→ **Set problem A**:
In the forum post on async database access, what happens to the calling thread in the asynchronous version whenever the code is waiting on the database to respond?
→ **Set problem B**:
Which distinct method names ending in "Async" appear in the forum post on async database access? List every one.
→ **Set problem C**:
Carry on writing the forum post on async database access, starting right after its final line.

→ **Text passage**:
════

Hopefully this helps
if you have limited access to a resource, as in a DbConnection or a file, when do you stop using async methods in favor of synchronous?
You shouldn't need to switch to synchronous at all. Generally speaking, async only works if it's used all the way. Async-over-sync is an antipattern.
Consider the asynchronous code:
using (connection)
{
await connection.OpenAsync();
using(var reader = await command.ExecuteReaderAsync())
{
while(await reader.ReadAsync())
{
}
}
}
In this code, the connection is held open while the command is executed and the data is read. Anytime that the code is waiting on the database to respond, the calling thread is freed up to do other work.
Now consider the synchronous equivalent:
using (connection)
{
connection.Open();
using(var reader = command.ExecuteReader())
{
while(reader.Read())
{
}
}
}
In this code, the connection is held open while the command is executed and the data is read. Anytime that the code is waiting on the database to respond, the calling thread is blocked.
With both of these code blocks, the connection is held open while the command is executed and the data is read. The only difference is that with the async code, the calling thread is freed up to do other work.
What if when waiting for step 2, other long running tasks are at the head of the line in the task scheduler?
The time to deal with thread pool exhaustion is when you run into it. In the vast majority of scenarios, it isn't a problem and the default heuristics work fine.
This is particularly true if you use async everywhere and don't mix in blocking code.
For example, this code would be more problematic:
using (connection)
{
await connection.OpenAsync();
using(var reader = command.ExecuteReader())

════

Layout element entries:
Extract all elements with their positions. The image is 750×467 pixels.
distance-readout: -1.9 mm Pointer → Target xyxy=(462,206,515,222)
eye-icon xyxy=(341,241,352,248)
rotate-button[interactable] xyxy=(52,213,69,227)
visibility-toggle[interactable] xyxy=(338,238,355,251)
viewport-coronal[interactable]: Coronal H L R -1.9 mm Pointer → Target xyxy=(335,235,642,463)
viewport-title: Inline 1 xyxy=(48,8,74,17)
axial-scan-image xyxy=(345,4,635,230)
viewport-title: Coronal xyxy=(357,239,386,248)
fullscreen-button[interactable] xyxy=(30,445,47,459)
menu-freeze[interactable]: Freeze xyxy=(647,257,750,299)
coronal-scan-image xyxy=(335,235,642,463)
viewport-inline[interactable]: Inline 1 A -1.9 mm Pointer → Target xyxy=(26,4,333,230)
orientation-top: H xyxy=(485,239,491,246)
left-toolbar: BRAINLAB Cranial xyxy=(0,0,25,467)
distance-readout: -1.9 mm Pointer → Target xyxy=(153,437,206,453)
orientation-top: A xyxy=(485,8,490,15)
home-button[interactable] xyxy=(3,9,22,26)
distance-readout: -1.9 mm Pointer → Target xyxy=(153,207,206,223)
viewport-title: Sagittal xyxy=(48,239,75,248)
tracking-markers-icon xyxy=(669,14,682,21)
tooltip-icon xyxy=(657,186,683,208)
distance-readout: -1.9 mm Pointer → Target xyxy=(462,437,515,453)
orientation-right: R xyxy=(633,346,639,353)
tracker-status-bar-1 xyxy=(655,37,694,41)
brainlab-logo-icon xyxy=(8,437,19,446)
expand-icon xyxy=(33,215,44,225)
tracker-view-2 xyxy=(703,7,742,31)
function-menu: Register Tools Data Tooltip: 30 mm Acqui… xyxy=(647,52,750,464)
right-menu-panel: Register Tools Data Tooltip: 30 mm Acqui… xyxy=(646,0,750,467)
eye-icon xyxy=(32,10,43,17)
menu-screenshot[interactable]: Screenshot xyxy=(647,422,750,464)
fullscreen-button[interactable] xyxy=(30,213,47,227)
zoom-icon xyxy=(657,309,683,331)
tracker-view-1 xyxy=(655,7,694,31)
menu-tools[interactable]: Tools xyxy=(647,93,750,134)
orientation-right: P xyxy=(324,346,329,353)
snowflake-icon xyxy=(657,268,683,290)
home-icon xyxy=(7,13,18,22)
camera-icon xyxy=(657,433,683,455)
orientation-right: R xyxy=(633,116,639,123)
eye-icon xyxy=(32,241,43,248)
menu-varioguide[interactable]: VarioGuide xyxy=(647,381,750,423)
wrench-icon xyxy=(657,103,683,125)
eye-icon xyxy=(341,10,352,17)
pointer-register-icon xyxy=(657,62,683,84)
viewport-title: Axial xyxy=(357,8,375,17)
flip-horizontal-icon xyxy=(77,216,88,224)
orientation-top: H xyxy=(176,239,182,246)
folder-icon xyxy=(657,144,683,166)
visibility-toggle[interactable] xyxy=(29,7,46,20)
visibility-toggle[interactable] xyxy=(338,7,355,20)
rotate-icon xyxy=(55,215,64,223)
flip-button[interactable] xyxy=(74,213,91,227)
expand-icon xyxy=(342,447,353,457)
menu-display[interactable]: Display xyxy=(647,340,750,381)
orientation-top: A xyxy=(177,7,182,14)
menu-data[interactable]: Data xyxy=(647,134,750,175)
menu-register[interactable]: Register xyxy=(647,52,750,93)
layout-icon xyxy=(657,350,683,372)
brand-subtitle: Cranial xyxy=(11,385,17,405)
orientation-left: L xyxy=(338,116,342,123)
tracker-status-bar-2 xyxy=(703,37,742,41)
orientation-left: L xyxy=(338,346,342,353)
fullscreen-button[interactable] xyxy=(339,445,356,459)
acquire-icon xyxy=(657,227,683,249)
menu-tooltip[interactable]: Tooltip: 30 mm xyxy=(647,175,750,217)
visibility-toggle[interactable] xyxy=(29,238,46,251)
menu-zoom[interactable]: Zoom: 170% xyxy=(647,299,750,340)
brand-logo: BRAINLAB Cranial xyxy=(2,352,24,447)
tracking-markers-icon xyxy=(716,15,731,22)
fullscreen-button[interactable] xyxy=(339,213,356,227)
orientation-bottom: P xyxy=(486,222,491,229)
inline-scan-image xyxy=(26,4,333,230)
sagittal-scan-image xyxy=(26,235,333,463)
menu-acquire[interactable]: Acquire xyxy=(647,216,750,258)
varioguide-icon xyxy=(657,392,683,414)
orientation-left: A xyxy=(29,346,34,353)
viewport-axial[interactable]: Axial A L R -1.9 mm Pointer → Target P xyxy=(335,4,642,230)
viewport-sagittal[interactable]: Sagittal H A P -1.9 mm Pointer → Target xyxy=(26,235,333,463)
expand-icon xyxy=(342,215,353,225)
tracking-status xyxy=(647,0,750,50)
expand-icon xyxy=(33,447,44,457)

════

→ **Task answer A**:
The calling thread is freed up to do other work.

→ **Task answer B**:
OpenAsync, ExecuteReaderAsync, ReadAsync

→ **Task answer C**:
{
while(reader.Read())
{
}
}
}
Now you have asynchronous code that, when it resumes, blocks a thread pool thread on I/O. Do that a lot, and you can end up in a thread pool exhaustion scenario.
Even worse now, we await with an open connection (and most likely added latency).
The added latency is miniscule. Like sub-millisecond (assuming no thread pool exhaustion). It's immeasurably small compared to random network fluctuations.
Aren't we holding open a connection longer than necessary? Isn't this an undesirable result? Wouldn't it be better to use synchronous methods to lessen the overall connection time, ultimately resulting in our data driven application performing better?
As noted above, synchronous code would hold the connection open just as long. (Well, OK, a sub-millisecond amount less, but that Doesn't Matter).
But as I've observed, there can definitely be weirdness when there are tasks scheduled in-between awaits that ultimately delay the operation, and essentially behave like blocking because of the limitations of the underlying resource.
It would be worrying if you observed this on the thread pool. That would mean you're already at thread pool exhaustion, and you should carefully review your code and remove blocking calls.
It's less worrying if you observed this on a single-thread scheduler (e.g., UI thread or ASP.NET Classic request context). In that case, you're not at thread pool exhaustion (though you still need to carefully review your code and remove blocking calls).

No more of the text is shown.